** Start MATERIAL FOR THIS EXERCISE **
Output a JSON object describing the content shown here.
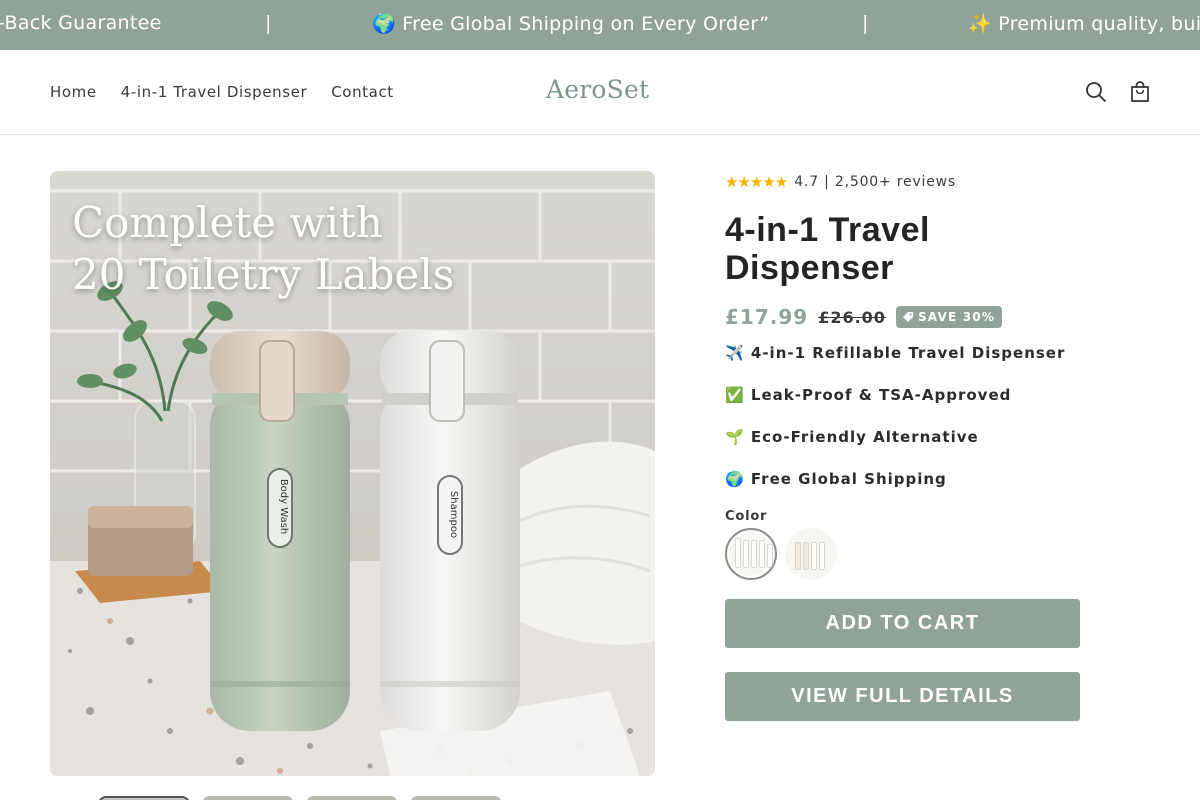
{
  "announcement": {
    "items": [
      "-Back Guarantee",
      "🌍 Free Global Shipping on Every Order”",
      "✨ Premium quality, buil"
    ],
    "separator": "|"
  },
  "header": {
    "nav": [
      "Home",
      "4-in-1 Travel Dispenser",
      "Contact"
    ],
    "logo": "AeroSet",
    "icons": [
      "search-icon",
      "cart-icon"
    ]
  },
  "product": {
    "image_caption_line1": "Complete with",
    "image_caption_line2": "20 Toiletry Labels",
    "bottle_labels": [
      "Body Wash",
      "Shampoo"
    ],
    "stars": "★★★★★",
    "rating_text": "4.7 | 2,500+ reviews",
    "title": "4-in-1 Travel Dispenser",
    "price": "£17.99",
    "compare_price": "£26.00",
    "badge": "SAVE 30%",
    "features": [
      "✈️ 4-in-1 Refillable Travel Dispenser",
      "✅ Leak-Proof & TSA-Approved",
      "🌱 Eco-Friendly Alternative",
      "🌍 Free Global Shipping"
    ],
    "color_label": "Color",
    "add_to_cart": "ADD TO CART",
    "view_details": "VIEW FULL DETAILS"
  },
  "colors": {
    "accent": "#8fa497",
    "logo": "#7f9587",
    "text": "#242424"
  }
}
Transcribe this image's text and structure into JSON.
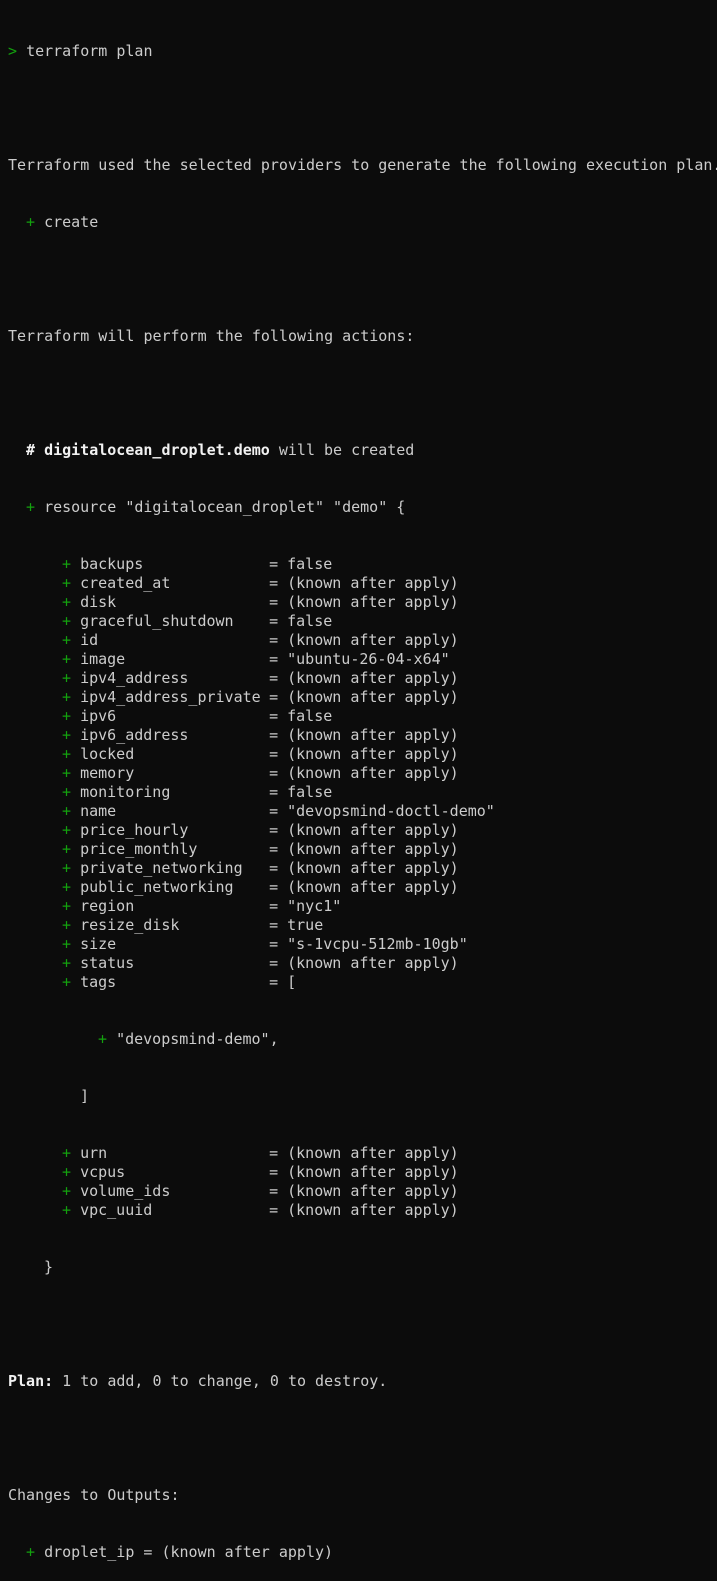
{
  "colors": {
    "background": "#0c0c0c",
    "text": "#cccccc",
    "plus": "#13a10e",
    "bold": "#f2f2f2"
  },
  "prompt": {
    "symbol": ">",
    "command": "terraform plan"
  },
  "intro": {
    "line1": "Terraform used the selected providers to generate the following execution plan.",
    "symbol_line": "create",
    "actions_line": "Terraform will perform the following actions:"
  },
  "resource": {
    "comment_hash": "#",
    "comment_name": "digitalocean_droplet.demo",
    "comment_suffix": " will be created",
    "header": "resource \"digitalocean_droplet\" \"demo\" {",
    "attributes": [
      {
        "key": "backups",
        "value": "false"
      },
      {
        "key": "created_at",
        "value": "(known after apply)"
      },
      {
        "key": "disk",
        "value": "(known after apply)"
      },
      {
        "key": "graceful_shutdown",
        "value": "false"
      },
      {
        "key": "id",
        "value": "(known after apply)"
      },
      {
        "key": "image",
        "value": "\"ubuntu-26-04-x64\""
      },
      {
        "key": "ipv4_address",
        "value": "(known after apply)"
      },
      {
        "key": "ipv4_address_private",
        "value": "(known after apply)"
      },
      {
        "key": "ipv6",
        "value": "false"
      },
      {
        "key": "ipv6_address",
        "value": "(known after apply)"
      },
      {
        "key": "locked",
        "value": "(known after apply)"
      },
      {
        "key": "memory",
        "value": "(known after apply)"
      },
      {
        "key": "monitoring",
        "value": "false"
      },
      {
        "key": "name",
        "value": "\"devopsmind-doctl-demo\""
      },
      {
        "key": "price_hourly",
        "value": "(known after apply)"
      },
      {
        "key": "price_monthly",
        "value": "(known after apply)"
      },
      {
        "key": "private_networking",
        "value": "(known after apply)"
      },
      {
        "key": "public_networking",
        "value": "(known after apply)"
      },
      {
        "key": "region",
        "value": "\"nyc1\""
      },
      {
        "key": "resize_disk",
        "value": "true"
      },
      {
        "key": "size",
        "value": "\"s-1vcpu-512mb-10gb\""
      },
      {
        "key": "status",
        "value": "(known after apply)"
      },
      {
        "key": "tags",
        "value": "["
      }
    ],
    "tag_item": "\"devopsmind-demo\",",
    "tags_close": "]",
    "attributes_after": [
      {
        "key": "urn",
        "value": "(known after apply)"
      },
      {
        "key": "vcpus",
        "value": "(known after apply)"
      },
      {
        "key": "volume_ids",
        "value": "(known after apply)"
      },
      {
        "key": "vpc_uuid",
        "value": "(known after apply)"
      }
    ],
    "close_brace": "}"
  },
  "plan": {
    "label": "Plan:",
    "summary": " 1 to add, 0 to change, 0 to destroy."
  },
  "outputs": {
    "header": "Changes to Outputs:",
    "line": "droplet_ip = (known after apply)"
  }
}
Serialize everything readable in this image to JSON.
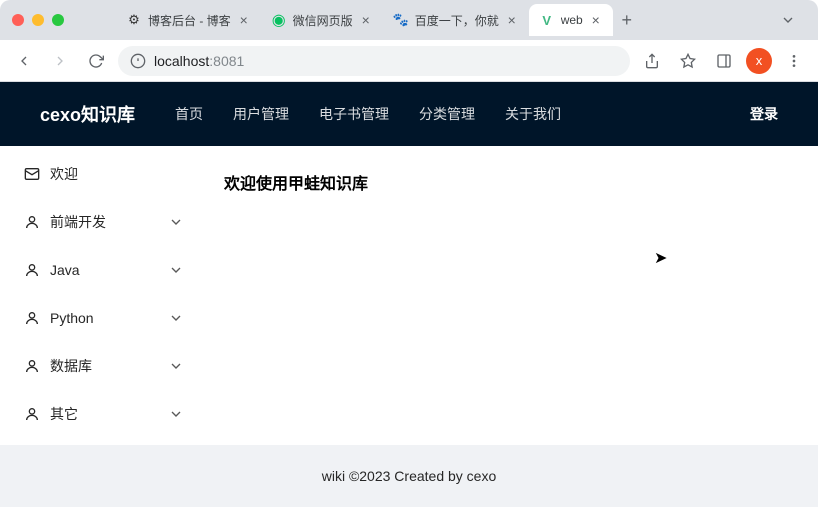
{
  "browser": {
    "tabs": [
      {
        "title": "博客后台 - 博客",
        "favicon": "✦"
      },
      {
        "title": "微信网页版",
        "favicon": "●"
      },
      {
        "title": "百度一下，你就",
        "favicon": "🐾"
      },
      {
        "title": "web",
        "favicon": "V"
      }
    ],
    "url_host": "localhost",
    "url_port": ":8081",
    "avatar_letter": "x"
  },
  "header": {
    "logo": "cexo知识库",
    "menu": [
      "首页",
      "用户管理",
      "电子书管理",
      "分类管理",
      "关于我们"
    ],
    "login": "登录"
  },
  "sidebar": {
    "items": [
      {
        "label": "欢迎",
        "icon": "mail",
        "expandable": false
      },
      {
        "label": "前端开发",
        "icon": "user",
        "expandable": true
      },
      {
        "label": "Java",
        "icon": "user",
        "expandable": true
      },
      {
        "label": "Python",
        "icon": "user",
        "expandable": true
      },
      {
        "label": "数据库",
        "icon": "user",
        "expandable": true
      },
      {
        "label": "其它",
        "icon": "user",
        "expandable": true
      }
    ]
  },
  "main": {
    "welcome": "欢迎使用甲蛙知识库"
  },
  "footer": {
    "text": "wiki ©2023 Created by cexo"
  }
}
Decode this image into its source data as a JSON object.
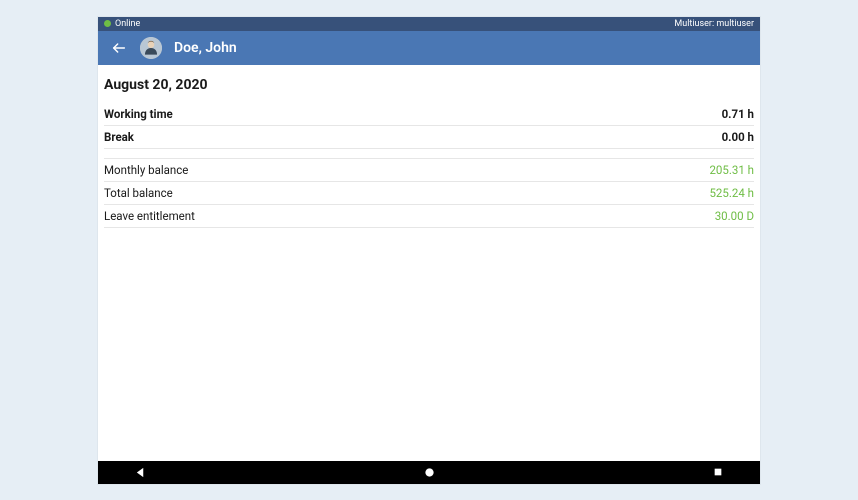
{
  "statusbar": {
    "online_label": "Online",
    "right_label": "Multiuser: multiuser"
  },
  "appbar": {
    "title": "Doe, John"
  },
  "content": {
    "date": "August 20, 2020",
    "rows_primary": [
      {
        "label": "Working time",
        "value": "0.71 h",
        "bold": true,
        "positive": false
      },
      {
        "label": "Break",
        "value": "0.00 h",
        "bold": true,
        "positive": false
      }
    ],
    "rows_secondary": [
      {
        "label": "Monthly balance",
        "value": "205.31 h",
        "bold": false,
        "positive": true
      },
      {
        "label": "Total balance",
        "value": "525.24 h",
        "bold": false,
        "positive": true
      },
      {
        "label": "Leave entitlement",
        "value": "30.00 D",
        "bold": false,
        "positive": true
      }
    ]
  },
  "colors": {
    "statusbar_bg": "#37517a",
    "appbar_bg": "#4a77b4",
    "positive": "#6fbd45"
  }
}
** End MATERIAL FOR THIS EXERCISE **
◆ WORK TO DO: Output only the lines running from the line with "Serialize everything readable" through the last line of the entries above, inclusive, with pictures excluded.

◆ FINAL ANSWER:
Serialize everything readable in this image to JSON.
{
  "browser": {
    "tabs": [
      {
        "title": "博客后台 - 博客",
        "favicon": "✦"
      },
      {
        "title": "微信网页版",
        "favicon": "●"
      },
      {
        "title": "百度一下，你就",
        "favicon": "🐾"
      },
      {
        "title": "web",
        "favicon": "V"
      }
    ],
    "url_host": "localhost",
    "url_port": ":8081",
    "avatar_letter": "x"
  },
  "header": {
    "logo": "cexo知识库",
    "menu": [
      "首页",
      "用户管理",
      "电子书管理",
      "分类管理",
      "关于我们"
    ],
    "login": "登录"
  },
  "sidebar": {
    "items": [
      {
        "label": "欢迎",
        "icon": "mail",
        "expandable": false
      },
      {
        "label": "前端开发",
        "icon": "user",
        "expandable": true
      },
      {
        "label": "Java",
        "icon": "user",
        "expandable": true
      },
      {
        "label": "Python",
        "icon": "user",
        "expandable": true
      },
      {
        "label": "数据库",
        "icon": "user",
        "expandable": true
      },
      {
        "label": "其它",
        "icon": "user",
        "expandable": true
      }
    ]
  },
  "main": {
    "welcome": "欢迎使用甲蛙知识库"
  },
  "footer": {
    "text": "wiki ©2023 Created by cexo"
  }
}
Decode this image into its source data as a JSON object.
{
  "statusbar": {
    "online_label": "Online",
    "right_label": "Multiuser: multiuser"
  },
  "appbar": {
    "title": "Doe, John"
  },
  "content": {
    "date": "August 20, 2020",
    "rows_primary": [
      {
        "label": "Working time",
        "value": "0.71 h",
        "bold": true,
        "positive": false
      },
      {
        "label": "Break",
        "value": "0.00 h",
        "bold": true,
        "positive": false
      }
    ],
    "rows_secondary": [
      {
        "label": "Monthly balance",
        "value": "205.31 h",
        "bold": false,
        "positive": true
      },
      {
        "label": "Total balance",
        "value": "525.24 h",
        "bold": false,
        "positive": true
      },
      {
        "label": "Leave entitlement",
        "value": "30.00 D",
        "bold": false,
        "positive": true
      }
    ]
  },
  "colors": {
    "statusbar_bg": "#37517a",
    "appbar_bg": "#4a77b4",
    "positive": "#6fbd45"
  }
}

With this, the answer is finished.